### Set task:
From the passage on the disability rights convention, set down everything from "The parliamentary joint" down to "right to education." word for word.

MPs and peers have criticised the government’s approach to ratifying the UN Convention on the Rights of Persons with Disabilities.
The parliamentary joint committee on human rights attacked the “wish-list” approach to the convention taken by government departments seeking to protect existing policies.
The government wants to make reservations – or opt out of parts of the convention – in four areas: education, immigration, defence and benefits.
MPs and peers on the committee had already criticised the government’s failure to hold a consultation on the proposed reservations.
In their new report, they said that most of the evidence they received had related to the article on the right to education.
The government has said it wants to clarify that the UK’s education system should include both mainstream and special schools.
But the report said the government risked sending “a confused message” to disabled people about its commitment to an inclusive education system, although it accepted there might be a need for a reservation because of the convention’s own “lack of clarity” around inclusive education.

(Region and label listings)
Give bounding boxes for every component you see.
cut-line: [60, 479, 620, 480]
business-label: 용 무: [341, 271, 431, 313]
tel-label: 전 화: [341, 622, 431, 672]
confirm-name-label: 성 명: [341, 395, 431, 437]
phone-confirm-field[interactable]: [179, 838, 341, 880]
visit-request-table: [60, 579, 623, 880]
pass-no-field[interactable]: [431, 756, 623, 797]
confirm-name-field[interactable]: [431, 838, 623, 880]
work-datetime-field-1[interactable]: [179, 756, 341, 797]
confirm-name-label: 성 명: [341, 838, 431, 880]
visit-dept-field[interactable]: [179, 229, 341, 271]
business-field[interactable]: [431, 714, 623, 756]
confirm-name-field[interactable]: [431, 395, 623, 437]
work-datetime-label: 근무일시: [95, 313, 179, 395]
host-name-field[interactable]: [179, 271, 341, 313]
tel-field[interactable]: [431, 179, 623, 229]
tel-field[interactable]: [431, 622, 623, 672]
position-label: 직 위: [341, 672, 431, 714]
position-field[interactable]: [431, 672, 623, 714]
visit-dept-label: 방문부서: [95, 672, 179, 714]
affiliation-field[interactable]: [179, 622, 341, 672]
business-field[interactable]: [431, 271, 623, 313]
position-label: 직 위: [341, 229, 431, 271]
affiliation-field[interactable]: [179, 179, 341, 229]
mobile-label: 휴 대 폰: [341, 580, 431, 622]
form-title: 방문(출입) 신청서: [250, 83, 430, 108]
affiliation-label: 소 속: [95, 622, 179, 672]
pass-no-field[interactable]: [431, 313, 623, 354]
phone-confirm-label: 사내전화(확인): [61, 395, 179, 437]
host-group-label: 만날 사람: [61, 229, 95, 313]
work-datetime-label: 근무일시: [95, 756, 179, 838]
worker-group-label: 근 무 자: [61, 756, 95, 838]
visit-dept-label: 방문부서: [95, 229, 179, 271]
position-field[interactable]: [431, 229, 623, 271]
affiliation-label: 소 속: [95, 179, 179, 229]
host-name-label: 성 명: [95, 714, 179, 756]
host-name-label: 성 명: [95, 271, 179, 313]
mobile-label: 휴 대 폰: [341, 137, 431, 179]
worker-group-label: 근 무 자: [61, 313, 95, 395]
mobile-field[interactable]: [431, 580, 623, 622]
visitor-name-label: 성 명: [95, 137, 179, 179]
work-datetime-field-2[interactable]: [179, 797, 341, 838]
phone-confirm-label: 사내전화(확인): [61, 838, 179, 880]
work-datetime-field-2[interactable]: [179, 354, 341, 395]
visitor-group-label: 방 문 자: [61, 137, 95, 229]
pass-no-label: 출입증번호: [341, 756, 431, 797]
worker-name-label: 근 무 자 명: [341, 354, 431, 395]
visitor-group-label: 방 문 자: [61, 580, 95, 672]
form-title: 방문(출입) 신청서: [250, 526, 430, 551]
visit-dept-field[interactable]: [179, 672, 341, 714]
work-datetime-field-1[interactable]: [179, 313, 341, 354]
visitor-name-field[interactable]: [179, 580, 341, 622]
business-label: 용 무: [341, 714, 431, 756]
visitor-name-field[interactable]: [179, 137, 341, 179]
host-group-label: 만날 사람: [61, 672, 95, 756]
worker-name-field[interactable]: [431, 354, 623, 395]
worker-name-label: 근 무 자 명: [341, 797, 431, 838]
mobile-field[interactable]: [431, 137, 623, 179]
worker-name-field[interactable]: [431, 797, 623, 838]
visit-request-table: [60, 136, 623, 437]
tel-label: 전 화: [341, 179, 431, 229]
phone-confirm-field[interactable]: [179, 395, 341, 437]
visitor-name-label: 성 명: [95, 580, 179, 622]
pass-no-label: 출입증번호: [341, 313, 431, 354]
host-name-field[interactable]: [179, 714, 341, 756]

### Right answer:
The parliamentary joint committee on human rights attacked the “wish-list” approach to the convention taken by government departments seeking to protect existing policies.
The government wants to make reservations – or opt out of parts of the convention – in four areas: education, immigration, defence and benefits.
MPs and peers on the committee had already criticised the government’s failure to hold a consultation on the proposed reservations.
In their new report, they said that most of the evidence they received had related to the article on the right to education.